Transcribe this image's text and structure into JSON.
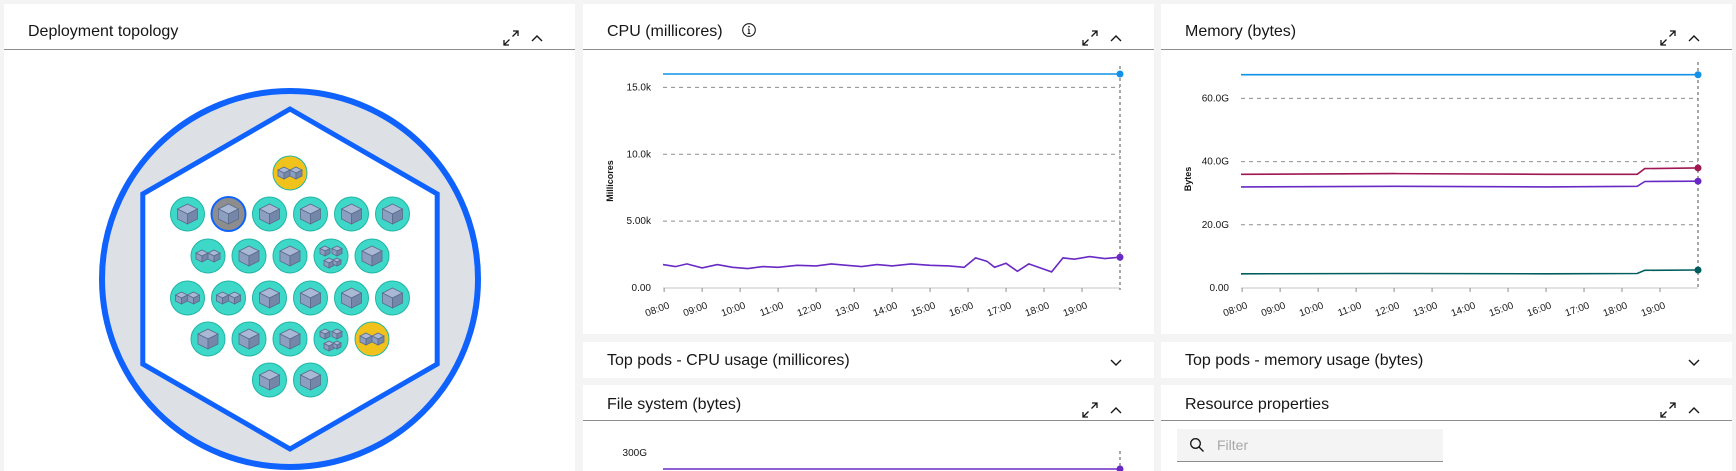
{
  "panels": {
    "topology": {
      "title": "Deployment topology"
    },
    "cpu": {
      "title": "CPU (millicores)"
    },
    "memory": {
      "title": "Memory (bytes)"
    },
    "top_cpu": {
      "title": "Top pods - CPU usage (millicores)"
    },
    "top_mem": {
      "title": "Top pods - memory usage (bytes)"
    },
    "filesystem": {
      "title": "File system (bytes)"
    },
    "resource": {
      "title": "Resource properties",
      "filter_placeholder": "Filter"
    }
  },
  "icons": {
    "expand": "expand-icon",
    "collapse": "chevron-up-icon",
    "chevron_down": "chevron-down-icon",
    "info": "info-icon",
    "search": "search-icon"
  },
  "colors": {
    "blue": "#1192e8",
    "purple": "#6929c4",
    "magenta": "#9f1853",
    "teal": "#005d5d",
    "pod_teal": "#3ed8c8",
    "pod_gold": "#f1c21b",
    "pod_gray": "#8d8d8d",
    "ring_blue": "#0f62fe"
  },
  "topology": {
    "rows": [
      [
        "gold-multi"
      ],
      [
        "single",
        "gray-single",
        "single",
        "single",
        "single",
        "single"
      ],
      [
        "multi",
        "single",
        "single",
        "quad",
        "single"
      ],
      [
        "multi",
        "multi",
        "single",
        "single",
        "single",
        "single"
      ],
      [
        "single",
        "single",
        "single",
        "quad",
        "gold-multi"
      ],
      [
        "single",
        "single"
      ]
    ]
  },
  "chart_data": [
    {
      "type": "line",
      "title": "CPU (millicores)",
      "ylabel": "Millicores",
      "xlabel": "",
      "ylim": [
        0,
        16000
      ],
      "x_ticks": [
        "08:00",
        "09:00",
        "10:00",
        "11:00",
        "12:00",
        "13:00",
        "14:00",
        "15:00",
        "16:00",
        "17:00",
        "18:00",
        "19:00"
      ],
      "y_ticks": [
        {
          "v": 0,
          "label": "0.00"
        },
        {
          "v": 5000,
          "label": "5.00k"
        },
        {
          "v": 10000,
          "label": "10.0k"
        },
        {
          "v": 15000,
          "label": "15.0k"
        }
      ],
      "x_range": [
        7.97,
        20.0
      ],
      "grid": true,
      "series": [
        {
          "color": "#1192e8",
          "points": [
            [
              7.97,
              16000
            ],
            [
              20.0,
              16000
            ]
          ]
        },
        {
          "color": "#6929c4",
          "points": [
            [
              7.97,
              1750
            ],
            [
              8.3,
              1600
            ],
            [
              8.6,
              1800
            ],
            [
              9.0,
              1500
            ],
            [
              9.4,
              1750
            ],
            [
              9.8,
              1550
            ],
            [
              10.2,
              1450
            ],
            [
              10.6,
              1600
            ],
            [
              11.0,
              1550
            ],
            [
              11.5,
              1700
            ],
            [
              12.0,
              1650
            ],
            [
              12.4,
              1800
            ],
            [
              12.8,
              1700
            ],
            [
              13.2,
              1600
            ],
            [
              13.6,
              1750
            ],
            [
              14.0,
              1650
            ],
            [
              14.5,
              1800
            ],
            [
              15.0,
              1700
            ],
            [
              15.5,
              1650
            ],
            [
              15.9,
              1550
            ],
            [
              16.2,
              2250
            ],
            [
              16.5,
              2000
            ],
            [
              16.7,
              1550
            ],
            [
              17.0,
              1850
            ],
            [
              17.3,
              1250
            ],
            [
              17.6,
              1800
            ],
            [
              17.9,
              1500
            ],
            [
              18.2,
              1200
            ],
            [
              18.5,
              2250
            ],
            [
              18.8,
              2150
            ],
            [
              19.2,
              2350
            ],
            [
              19.6,
              2200
            ],
            [
              20.0,
              2300
            ]
          ]
        }
      ]
    },
    {
      "type": "line",
      "title": "Memory (bytes)",
      "ylabel": "Bytes",
      "xlabel": "",
      "ylim": [
        0,
        69000000000
      ],
      "x_ticks": [
        "08:00",
        "09:00",
        "10:00",
        "11:00",
        "12:00",
        "13:00",
        "14:00",
        "15:00",
        "16:00",
        "17:00",
        "18:00",
        "19:00"
      ],
      "y_ticks": [
        {
          "v": 0,
          "label": "0.00"
        },
        {
          "v": 20000000000,
          "label": "20.0G"
        },
        {
          "v": 40000000000,
          "label": "40.0G"
        },
        {
          "v": 60000000000,
          "label": "60.0G"
        }
      ],
      "x_range": [
        7.97,
        20.0
      ],
      "grid": true,
      "series": [
        {
          "color": "#1192e8",
          "points": [
            [
              7.97,
              67500000000
            ],
            [
              20.0,
              67500000000
            ]
          ]
        },
        {
          "color": "#9f1853",
          "points": [
            [
              7.97,
              36000000000
            ],
            [
              12.0,
              36200000000
            ],
            [
              16.0,
              36000000000
            ],
            [
              18.4,
              36000000000
            ],
            [
              18.6,
              37800000000
            ],
            [
              20.0,
              38000000000
            ]
          ]
        },
        {
          "color": "#6929c4",
          "points": [
            [
              7.97,
              32000000000
            ],
            [
              12.0,
              32200000000
            ],
            [
              16.0,
              32000000000
            ],
            [
              18.4,
              32200000000
            ],
            [
              18.6,
              33700000000
            ],
            [
              20.0,
              33800000000
            ]
          ]
        },
        {
          "color": "#005d5d",
          "points": [
            [
              7.97,
              4500000000
            ],
            [
              12.0,
              4600000000
            ],
            [
              16.0,
              4500000000
            ],
            [
              18.4,
              4600000000
            ],
            [
              18.6,
              5600000000
            ],
            [
              20.0,
              5700000000
            ]
          ]
        }
      ]
    },
    {
      "type": "line",
      "title": "File system (bytes)",
      "ylabel": "",
      "xlabel": "",
      "y_ticks": [
        {
          "v": 300,
          "label": "300G"
        }
      ],
      "series": [
        {
          "color": "#6929c4",
          "values": [
            288,
            288
          ]
        }
      ]
    }
  ]
}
━━━━
(EXERCISE AIM):
Look through the entries above and list every line containing "pods".

(EXERCISE ANSWER):
      "title": "Top pods - CPU usage (millicores)"
      "title": "Top pods - memory usage (bytes)"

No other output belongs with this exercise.